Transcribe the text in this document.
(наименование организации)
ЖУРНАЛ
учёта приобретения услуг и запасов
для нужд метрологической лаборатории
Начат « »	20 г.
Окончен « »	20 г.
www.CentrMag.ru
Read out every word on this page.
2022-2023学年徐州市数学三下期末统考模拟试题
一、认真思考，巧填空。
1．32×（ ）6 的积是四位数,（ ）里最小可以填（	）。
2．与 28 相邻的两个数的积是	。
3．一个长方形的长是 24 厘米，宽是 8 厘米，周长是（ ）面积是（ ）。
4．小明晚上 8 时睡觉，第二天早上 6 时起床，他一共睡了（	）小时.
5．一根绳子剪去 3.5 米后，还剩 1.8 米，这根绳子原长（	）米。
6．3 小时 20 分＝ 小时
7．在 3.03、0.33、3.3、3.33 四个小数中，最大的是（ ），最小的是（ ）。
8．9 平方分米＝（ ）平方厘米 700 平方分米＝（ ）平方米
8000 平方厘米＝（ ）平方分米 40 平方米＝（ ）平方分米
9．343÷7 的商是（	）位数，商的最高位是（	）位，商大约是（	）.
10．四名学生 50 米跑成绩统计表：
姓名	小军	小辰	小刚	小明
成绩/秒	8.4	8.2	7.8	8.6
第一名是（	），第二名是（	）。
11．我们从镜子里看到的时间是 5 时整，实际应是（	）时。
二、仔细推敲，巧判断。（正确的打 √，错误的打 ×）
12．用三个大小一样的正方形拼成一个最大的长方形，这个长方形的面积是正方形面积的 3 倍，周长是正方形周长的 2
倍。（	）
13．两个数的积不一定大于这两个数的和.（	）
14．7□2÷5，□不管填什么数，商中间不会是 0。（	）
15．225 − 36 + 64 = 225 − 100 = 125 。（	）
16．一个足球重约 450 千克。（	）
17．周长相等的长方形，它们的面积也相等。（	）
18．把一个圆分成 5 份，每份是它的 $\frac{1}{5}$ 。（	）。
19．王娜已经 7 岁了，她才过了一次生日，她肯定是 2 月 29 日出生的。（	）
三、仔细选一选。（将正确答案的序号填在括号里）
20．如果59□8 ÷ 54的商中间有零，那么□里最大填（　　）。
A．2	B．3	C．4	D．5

● ● ●

Task statement »
Select every line where the word "平方厘米" occurs.

Complete output »
8．9 平方分米＝（ ）平方厘米 700 平方分米＝（ ）平方米
8000 平方厘米＝（ ）平方分米 40 平方米＝（ ）平方分米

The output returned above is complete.